(Saved data entries)
::::
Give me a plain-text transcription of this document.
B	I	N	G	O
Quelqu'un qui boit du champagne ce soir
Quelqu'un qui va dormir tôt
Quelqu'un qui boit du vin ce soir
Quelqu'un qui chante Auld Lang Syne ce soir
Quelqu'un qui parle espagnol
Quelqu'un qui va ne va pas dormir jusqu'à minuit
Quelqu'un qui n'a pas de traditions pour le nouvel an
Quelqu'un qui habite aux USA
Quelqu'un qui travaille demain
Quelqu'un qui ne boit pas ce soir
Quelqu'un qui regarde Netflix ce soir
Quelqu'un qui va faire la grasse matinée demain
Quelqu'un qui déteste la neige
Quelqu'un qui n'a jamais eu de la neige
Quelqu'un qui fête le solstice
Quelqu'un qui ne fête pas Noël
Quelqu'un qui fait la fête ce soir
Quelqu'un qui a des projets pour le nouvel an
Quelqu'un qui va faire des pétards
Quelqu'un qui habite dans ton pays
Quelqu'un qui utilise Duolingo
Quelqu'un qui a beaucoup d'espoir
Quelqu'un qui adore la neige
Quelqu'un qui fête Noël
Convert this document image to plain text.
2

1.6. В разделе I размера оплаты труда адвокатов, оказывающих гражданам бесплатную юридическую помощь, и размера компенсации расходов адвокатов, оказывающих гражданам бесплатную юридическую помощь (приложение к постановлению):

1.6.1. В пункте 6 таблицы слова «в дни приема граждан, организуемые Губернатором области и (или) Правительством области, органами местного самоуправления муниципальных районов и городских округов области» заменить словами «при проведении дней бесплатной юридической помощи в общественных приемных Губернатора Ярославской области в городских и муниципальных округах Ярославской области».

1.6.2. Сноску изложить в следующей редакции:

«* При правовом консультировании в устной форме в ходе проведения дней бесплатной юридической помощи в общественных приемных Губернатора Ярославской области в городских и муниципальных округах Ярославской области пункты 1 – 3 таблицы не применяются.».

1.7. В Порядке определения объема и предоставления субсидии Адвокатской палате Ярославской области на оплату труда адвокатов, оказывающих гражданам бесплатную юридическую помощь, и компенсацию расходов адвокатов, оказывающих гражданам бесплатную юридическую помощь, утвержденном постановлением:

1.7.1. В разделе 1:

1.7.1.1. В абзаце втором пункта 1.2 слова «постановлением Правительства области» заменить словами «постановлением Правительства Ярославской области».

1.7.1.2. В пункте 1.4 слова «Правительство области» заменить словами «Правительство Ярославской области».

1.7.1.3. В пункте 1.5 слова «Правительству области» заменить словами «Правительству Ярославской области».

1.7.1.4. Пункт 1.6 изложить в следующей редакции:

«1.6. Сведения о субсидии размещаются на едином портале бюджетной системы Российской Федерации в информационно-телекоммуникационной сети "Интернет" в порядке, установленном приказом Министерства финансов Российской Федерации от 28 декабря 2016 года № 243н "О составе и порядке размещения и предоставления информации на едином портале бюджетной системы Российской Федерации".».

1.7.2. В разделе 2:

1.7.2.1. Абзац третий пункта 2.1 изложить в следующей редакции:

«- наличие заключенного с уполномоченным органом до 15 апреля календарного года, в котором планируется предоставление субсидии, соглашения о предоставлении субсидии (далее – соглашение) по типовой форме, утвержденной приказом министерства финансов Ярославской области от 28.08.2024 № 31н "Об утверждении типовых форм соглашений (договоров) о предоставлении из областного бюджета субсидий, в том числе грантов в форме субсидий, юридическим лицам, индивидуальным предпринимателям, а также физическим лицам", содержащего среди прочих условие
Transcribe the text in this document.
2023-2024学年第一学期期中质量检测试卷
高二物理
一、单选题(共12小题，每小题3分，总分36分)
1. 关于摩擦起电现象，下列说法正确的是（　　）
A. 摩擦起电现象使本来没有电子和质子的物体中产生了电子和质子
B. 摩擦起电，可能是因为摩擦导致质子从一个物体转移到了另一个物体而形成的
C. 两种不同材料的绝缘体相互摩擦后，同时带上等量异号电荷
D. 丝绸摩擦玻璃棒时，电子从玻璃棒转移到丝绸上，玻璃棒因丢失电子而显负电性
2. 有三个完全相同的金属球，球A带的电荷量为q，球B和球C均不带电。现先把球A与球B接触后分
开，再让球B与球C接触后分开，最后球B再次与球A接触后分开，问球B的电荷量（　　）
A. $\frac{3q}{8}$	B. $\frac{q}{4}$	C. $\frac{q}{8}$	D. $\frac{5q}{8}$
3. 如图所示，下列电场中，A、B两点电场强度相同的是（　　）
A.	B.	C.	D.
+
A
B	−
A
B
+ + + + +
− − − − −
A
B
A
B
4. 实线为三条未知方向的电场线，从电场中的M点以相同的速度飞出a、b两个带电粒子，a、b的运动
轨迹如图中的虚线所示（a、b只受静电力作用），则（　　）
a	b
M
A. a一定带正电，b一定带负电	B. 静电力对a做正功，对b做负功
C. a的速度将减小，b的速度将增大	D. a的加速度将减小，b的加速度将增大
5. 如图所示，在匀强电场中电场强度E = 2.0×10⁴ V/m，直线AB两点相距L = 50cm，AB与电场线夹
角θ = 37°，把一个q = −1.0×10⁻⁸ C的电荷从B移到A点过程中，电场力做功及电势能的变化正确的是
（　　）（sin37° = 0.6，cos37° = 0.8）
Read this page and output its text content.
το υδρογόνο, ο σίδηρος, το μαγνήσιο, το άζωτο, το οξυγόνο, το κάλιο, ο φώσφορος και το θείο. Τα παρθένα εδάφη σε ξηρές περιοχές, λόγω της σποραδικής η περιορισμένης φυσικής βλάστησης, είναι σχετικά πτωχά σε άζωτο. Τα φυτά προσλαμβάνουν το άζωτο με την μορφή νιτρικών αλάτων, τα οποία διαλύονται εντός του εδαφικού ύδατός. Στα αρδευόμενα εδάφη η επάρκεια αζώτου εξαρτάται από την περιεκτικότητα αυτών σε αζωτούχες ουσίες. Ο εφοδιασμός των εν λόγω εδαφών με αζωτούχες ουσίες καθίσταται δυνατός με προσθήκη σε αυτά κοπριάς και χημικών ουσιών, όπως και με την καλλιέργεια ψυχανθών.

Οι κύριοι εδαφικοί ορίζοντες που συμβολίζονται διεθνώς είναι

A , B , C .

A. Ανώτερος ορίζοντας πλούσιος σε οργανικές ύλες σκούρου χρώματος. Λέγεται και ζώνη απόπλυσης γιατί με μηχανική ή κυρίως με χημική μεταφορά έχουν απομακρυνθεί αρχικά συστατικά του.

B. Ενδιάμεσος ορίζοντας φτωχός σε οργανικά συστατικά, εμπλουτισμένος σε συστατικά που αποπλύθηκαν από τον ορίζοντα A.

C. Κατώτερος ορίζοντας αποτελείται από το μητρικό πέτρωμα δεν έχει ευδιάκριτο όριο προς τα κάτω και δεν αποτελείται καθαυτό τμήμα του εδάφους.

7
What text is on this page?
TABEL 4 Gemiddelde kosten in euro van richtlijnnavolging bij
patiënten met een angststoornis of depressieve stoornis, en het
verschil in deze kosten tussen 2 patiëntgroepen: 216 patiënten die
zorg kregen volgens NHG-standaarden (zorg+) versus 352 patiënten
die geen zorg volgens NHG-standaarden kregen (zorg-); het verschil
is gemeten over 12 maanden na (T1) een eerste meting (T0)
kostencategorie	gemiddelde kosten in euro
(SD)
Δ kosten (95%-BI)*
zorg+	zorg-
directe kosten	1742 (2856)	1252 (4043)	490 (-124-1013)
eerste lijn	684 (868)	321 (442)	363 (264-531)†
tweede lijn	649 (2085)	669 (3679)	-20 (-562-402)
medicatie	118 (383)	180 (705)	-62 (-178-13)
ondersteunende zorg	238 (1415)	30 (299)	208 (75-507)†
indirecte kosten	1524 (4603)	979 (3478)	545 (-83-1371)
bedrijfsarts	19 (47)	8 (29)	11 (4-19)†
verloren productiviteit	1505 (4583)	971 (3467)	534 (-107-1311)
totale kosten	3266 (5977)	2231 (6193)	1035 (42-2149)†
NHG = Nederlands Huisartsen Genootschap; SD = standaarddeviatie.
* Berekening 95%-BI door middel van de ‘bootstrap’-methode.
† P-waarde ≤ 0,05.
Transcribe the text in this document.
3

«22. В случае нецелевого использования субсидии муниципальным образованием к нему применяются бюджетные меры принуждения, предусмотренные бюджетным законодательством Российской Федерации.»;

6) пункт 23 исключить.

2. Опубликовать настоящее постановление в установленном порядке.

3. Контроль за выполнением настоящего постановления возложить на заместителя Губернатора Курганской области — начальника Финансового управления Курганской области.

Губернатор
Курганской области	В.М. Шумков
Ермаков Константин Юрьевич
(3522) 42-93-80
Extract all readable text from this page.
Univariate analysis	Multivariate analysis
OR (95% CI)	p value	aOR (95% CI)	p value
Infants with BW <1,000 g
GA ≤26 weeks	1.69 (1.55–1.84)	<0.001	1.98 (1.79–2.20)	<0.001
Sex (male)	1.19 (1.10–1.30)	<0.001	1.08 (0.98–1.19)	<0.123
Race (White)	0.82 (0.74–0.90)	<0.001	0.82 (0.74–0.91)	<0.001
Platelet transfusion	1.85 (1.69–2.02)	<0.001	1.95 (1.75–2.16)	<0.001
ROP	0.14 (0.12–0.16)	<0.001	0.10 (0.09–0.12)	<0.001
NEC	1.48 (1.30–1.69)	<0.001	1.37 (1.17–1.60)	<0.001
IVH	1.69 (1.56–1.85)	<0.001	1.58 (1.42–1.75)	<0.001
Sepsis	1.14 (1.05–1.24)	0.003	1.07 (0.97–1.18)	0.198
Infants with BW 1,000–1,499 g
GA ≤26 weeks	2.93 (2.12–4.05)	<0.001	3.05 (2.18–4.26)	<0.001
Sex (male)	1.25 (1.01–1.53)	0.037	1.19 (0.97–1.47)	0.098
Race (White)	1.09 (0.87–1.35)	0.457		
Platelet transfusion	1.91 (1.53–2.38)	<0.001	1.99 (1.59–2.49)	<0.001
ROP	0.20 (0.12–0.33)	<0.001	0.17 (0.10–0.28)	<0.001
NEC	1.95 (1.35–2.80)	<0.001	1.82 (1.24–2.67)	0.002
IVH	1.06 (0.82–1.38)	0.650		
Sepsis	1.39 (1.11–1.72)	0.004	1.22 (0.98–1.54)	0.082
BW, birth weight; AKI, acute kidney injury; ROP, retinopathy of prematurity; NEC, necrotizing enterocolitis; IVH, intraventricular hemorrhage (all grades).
::::
■ Written instruction: Determine how many lines of the entries above carry the string "Noël", and give that number alone.

■ Correct output: 2